◆ **What this task involves**
Pick out all lines of the entries that include the word "content" and copy them.

Data extracted from a collection
(begin)

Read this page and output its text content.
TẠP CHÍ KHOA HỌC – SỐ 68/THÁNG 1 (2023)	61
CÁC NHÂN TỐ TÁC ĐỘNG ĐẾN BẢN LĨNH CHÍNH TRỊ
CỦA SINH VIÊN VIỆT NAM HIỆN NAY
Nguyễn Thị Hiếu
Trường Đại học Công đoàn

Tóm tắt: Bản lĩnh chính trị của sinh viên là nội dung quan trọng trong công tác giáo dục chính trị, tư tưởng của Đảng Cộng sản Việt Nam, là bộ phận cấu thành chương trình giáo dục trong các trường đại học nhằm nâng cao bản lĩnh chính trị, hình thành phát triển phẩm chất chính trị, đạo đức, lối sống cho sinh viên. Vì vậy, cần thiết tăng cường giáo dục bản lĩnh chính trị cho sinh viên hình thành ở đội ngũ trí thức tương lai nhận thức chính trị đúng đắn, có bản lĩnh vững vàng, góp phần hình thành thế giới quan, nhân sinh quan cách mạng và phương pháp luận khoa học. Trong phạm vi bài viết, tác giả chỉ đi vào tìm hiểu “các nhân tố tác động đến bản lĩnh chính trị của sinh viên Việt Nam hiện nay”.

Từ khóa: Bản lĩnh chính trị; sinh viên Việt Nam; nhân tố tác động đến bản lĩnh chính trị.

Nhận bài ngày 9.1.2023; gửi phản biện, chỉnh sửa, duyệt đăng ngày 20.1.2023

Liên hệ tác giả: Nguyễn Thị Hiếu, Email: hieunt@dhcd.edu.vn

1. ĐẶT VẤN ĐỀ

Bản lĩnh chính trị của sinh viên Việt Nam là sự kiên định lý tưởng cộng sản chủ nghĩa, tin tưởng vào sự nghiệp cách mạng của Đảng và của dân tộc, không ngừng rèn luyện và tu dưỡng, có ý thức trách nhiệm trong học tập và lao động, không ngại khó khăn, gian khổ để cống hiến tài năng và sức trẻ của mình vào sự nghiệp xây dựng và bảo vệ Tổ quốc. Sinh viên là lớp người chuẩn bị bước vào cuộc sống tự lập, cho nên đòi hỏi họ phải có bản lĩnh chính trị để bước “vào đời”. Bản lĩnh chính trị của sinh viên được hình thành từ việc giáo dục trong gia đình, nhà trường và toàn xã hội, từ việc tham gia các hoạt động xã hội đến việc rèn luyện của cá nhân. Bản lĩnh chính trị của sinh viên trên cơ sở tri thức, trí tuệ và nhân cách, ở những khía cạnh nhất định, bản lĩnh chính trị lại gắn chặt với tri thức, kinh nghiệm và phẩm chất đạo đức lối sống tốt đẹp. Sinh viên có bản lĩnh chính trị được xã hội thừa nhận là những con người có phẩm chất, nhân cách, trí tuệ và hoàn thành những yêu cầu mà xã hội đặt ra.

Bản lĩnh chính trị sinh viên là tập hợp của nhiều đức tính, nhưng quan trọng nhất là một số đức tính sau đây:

(end)
(begin)

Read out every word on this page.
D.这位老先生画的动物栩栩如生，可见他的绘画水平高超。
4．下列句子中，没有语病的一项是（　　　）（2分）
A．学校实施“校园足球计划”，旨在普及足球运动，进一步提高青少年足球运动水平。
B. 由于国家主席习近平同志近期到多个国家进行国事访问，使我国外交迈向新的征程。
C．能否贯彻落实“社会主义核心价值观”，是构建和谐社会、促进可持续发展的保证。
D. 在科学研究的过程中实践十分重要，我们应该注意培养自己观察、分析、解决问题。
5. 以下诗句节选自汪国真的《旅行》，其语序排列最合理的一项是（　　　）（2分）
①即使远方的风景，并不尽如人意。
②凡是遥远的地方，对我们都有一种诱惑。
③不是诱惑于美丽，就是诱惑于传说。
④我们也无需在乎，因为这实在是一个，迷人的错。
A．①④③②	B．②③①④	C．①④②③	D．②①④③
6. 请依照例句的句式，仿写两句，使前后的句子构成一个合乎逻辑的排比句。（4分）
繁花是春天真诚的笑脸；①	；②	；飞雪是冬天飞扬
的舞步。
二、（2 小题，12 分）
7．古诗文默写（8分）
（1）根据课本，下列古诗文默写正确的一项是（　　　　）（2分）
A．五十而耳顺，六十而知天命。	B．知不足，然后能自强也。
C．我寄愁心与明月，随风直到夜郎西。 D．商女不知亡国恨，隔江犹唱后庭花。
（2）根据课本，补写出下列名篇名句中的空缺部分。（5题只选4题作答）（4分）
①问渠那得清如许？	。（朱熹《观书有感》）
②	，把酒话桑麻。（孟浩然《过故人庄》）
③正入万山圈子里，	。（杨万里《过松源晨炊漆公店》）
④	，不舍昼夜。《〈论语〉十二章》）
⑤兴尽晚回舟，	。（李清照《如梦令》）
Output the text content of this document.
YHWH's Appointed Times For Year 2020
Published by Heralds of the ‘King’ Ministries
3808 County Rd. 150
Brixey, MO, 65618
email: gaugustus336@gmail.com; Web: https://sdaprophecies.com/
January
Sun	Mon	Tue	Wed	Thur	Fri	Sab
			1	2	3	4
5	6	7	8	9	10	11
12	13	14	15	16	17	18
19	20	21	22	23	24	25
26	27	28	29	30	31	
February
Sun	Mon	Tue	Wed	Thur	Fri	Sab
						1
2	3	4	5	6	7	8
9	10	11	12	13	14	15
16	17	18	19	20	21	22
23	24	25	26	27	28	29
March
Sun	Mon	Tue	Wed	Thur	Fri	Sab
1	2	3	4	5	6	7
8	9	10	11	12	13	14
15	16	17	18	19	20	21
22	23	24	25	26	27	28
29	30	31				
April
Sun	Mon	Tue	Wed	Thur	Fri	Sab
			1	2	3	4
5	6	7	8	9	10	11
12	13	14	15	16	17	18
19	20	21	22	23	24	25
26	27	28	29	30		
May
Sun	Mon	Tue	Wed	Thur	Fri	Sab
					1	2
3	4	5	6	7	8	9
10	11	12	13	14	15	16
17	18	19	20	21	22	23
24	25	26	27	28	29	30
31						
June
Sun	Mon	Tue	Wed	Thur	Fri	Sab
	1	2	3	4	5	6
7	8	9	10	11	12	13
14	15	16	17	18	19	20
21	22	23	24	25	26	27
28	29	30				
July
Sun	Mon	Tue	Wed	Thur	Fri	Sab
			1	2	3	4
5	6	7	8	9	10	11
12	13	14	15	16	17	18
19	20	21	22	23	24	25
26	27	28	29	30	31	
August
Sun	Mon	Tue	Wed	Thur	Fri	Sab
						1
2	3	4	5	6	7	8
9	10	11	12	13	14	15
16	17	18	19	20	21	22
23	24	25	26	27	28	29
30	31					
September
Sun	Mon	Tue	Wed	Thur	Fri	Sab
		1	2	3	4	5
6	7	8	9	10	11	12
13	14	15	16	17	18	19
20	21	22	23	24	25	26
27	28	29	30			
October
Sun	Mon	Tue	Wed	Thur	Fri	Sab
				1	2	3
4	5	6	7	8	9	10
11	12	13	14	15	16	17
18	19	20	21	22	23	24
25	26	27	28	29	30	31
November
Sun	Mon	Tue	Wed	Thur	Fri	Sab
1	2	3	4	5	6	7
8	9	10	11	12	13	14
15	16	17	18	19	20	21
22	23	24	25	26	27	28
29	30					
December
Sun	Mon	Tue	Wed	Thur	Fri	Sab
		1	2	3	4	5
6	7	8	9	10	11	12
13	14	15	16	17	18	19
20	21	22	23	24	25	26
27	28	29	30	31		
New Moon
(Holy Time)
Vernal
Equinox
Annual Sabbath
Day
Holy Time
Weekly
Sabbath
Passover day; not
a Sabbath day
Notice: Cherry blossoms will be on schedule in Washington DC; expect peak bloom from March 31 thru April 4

(end)
(begin)

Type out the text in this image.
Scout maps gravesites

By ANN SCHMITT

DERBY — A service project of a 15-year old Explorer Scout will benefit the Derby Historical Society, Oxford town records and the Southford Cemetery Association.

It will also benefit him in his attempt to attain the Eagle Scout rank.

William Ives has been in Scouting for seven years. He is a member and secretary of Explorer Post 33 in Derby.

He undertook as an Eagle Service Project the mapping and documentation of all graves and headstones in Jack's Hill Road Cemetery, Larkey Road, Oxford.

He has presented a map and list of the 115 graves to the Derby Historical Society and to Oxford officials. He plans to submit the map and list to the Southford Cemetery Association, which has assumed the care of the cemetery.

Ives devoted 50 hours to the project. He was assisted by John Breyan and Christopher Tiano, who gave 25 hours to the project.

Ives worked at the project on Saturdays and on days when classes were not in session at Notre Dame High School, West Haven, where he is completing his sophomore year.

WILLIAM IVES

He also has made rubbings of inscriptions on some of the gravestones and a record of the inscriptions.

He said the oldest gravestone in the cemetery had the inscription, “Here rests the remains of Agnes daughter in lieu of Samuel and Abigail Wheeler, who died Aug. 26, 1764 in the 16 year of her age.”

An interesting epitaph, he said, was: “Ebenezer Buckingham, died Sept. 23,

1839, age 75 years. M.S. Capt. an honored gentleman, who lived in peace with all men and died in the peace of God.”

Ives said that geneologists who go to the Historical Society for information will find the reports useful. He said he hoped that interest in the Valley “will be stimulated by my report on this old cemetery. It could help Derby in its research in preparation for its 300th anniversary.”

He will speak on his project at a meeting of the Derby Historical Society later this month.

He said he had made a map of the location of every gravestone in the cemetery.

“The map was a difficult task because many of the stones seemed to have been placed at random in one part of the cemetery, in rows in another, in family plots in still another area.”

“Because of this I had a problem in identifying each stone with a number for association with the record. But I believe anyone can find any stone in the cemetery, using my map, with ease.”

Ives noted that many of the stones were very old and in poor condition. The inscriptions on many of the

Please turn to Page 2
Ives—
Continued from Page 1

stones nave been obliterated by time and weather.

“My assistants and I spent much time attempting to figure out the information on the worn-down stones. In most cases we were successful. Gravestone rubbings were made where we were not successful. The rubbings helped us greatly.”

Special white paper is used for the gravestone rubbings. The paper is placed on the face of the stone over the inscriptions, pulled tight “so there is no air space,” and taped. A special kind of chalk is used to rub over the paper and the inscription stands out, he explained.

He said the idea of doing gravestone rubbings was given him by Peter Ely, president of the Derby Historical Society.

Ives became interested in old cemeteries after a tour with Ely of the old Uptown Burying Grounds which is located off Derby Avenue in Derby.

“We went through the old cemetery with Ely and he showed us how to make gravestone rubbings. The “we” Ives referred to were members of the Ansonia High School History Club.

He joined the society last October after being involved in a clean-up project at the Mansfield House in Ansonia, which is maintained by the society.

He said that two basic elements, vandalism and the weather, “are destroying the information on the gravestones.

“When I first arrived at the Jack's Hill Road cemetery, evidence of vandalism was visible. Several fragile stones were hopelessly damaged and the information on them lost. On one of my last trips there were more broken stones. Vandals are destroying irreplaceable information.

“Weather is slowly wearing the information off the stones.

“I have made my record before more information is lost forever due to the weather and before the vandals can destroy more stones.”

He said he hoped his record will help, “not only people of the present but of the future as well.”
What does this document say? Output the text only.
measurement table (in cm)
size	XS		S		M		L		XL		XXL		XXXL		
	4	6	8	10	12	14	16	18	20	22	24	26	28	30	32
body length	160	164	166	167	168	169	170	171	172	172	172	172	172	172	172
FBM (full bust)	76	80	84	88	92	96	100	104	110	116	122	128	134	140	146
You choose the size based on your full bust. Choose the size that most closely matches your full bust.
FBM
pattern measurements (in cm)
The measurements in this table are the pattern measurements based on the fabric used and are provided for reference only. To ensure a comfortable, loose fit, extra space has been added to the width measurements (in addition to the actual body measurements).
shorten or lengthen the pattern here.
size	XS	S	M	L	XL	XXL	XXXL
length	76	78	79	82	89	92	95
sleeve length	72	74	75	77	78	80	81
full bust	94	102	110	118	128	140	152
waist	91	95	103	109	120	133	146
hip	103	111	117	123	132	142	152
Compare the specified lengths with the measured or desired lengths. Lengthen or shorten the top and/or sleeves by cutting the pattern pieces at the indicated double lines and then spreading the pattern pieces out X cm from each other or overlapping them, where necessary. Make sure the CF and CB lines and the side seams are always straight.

(end)

◆ **Right answer**
Read this page and output its text content.
Output the text content of this document.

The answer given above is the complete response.